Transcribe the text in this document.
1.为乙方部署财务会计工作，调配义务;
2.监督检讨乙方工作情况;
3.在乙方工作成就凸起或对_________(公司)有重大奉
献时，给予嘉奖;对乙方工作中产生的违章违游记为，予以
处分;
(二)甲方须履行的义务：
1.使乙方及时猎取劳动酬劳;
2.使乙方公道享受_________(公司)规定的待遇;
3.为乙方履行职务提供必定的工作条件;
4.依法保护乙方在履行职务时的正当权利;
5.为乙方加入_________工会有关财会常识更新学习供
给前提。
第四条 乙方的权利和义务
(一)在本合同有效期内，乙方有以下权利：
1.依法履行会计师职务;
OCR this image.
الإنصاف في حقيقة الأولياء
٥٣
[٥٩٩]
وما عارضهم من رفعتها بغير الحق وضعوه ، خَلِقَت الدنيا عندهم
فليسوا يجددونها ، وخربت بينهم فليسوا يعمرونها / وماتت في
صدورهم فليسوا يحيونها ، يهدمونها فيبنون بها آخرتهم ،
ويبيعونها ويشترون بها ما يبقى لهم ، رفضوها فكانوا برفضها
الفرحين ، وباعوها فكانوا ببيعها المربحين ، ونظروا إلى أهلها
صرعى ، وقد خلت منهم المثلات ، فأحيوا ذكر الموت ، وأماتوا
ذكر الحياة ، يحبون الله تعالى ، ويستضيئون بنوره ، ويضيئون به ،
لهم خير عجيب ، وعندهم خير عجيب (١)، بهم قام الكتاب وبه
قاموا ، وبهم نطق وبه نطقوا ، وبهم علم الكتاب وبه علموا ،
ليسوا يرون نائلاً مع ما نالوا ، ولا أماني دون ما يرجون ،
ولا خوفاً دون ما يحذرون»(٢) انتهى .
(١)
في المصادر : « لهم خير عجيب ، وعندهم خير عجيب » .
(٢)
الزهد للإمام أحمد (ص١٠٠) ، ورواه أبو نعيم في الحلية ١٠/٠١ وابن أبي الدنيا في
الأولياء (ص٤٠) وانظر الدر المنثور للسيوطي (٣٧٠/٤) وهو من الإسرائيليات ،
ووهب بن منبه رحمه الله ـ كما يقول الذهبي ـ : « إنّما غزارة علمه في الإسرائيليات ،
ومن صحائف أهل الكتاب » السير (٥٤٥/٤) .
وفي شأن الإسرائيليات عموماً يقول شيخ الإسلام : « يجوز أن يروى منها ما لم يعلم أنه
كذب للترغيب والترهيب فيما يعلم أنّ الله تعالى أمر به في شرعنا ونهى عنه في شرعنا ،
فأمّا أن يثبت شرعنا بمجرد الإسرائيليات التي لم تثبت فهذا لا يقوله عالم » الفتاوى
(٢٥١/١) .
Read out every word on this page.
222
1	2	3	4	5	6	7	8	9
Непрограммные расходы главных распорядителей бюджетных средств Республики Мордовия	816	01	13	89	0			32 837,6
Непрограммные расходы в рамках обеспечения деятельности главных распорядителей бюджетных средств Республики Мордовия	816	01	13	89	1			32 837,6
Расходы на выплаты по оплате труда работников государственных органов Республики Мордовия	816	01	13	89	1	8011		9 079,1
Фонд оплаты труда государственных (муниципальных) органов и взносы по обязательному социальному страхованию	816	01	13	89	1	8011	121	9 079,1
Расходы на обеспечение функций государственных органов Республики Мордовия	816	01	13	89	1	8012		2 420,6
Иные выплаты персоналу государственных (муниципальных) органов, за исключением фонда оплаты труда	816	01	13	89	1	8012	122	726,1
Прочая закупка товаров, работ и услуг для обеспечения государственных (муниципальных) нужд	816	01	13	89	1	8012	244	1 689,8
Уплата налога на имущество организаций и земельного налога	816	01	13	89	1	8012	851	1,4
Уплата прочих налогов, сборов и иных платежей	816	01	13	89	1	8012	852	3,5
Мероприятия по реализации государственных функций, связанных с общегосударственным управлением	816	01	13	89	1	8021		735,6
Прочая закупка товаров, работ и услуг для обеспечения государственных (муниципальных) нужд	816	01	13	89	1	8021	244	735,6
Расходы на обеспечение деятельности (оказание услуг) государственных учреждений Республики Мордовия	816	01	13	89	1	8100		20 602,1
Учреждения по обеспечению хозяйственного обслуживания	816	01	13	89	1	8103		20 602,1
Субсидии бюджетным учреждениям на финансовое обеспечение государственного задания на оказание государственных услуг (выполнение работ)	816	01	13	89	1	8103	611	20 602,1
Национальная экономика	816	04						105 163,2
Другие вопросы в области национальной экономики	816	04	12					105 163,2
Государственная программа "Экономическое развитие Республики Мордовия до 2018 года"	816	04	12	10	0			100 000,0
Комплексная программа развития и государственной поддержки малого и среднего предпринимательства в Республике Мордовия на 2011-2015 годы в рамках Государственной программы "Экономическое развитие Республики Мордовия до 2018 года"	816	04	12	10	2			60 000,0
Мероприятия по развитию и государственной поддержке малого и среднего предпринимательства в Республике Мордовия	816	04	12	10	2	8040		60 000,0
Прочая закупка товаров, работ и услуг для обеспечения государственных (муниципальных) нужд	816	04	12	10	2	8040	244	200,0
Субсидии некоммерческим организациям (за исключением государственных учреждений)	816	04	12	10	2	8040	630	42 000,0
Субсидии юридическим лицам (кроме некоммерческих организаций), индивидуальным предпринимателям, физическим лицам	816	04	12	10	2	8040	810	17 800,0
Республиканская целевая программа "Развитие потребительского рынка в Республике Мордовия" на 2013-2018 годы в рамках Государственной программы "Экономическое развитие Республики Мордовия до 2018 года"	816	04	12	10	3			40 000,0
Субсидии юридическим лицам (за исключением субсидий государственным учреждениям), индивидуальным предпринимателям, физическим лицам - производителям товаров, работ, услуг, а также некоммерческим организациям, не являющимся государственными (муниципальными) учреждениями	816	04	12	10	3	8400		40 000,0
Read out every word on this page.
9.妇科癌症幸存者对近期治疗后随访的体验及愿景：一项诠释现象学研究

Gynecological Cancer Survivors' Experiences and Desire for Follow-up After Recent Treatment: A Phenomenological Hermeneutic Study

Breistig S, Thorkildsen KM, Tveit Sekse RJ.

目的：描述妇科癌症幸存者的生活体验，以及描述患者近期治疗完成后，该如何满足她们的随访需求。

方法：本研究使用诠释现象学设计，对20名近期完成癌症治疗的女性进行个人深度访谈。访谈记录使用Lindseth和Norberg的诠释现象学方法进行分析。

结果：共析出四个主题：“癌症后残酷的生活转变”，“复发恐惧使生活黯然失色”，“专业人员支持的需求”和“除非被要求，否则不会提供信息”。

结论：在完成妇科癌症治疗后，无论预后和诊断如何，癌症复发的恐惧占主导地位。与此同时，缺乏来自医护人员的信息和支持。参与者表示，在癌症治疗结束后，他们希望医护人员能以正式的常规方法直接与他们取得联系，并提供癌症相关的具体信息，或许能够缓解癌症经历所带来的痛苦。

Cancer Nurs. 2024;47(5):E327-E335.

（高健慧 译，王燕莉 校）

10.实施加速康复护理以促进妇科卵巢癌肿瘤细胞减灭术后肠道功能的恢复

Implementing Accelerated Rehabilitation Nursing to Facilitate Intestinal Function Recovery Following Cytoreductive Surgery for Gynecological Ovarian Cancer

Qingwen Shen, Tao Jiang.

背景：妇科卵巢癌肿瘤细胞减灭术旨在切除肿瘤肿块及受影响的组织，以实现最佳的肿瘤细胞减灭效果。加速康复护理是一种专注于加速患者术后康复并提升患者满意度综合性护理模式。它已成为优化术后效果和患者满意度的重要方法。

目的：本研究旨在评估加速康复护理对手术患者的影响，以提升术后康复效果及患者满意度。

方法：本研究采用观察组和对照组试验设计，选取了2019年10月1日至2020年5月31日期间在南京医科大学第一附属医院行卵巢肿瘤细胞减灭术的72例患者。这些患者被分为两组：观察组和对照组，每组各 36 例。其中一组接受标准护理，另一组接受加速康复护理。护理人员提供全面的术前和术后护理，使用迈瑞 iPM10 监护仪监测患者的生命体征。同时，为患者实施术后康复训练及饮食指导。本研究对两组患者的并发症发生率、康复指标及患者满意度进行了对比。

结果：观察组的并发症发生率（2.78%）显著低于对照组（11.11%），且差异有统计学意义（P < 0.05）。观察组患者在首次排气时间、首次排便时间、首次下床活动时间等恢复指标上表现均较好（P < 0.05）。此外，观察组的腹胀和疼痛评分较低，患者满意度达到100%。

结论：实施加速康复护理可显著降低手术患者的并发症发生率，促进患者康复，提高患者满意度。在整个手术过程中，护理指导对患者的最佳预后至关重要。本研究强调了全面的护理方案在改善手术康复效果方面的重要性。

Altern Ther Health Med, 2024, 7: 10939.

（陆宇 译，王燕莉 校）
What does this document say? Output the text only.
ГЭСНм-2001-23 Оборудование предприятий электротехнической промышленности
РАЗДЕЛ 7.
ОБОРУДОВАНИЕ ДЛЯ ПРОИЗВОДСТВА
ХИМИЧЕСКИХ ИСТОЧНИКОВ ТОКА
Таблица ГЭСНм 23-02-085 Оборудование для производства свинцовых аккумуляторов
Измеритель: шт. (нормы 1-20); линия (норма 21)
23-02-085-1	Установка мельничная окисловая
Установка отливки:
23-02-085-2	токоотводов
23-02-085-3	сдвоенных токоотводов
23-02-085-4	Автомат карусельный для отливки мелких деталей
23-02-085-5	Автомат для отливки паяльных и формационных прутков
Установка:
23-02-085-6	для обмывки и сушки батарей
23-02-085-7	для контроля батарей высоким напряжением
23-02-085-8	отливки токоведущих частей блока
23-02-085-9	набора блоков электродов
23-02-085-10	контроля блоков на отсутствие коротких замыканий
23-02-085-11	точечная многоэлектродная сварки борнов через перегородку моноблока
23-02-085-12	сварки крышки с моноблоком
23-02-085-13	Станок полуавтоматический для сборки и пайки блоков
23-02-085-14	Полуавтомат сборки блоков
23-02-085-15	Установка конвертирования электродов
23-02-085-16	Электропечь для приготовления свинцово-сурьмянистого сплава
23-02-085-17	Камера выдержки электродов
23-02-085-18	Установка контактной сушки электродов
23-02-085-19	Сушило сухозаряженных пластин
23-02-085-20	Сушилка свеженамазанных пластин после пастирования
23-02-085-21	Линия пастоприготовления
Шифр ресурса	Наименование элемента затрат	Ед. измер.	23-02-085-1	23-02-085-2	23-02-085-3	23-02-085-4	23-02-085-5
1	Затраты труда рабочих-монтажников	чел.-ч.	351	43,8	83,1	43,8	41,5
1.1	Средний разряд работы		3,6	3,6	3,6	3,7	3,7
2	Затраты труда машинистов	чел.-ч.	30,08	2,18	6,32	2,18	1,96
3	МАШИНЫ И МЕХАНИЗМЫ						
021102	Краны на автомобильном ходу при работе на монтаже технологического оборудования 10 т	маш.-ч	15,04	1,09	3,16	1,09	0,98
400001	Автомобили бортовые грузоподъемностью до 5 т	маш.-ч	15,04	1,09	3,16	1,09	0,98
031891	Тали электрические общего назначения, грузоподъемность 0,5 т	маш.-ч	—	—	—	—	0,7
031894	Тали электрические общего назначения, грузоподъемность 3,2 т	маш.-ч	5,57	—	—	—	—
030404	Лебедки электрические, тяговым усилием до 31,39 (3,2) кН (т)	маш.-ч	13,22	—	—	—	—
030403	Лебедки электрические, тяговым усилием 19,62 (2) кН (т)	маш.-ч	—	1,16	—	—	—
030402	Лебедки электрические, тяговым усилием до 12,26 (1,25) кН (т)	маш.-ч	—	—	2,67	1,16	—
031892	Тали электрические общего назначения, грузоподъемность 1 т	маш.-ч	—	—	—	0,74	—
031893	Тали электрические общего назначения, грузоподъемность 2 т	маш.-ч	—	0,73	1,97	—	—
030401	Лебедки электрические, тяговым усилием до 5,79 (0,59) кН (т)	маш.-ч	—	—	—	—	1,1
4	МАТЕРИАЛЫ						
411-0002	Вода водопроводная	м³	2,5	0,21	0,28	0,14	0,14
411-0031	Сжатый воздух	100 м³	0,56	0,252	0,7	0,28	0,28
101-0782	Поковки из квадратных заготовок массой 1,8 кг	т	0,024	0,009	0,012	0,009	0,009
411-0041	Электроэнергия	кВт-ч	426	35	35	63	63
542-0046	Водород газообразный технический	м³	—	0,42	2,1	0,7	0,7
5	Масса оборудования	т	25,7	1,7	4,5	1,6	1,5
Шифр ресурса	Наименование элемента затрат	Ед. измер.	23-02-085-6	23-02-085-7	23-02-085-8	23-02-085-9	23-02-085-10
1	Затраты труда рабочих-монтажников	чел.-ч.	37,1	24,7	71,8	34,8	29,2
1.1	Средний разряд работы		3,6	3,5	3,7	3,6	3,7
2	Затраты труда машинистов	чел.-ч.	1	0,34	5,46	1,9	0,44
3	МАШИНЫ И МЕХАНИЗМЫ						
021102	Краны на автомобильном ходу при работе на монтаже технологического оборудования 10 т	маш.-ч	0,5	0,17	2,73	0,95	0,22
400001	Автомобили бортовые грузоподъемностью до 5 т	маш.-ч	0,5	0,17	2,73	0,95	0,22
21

> Stated problem: All lines holding the word "عجيب" should be picked out and copied.

> Output for this task:
لهم خير عجيب ، وعندهم خير عجيب (١)، بهم قام الكتاب وبه
في المصادر : « لهم خير عجيب ، وعندهم خير عجيب » .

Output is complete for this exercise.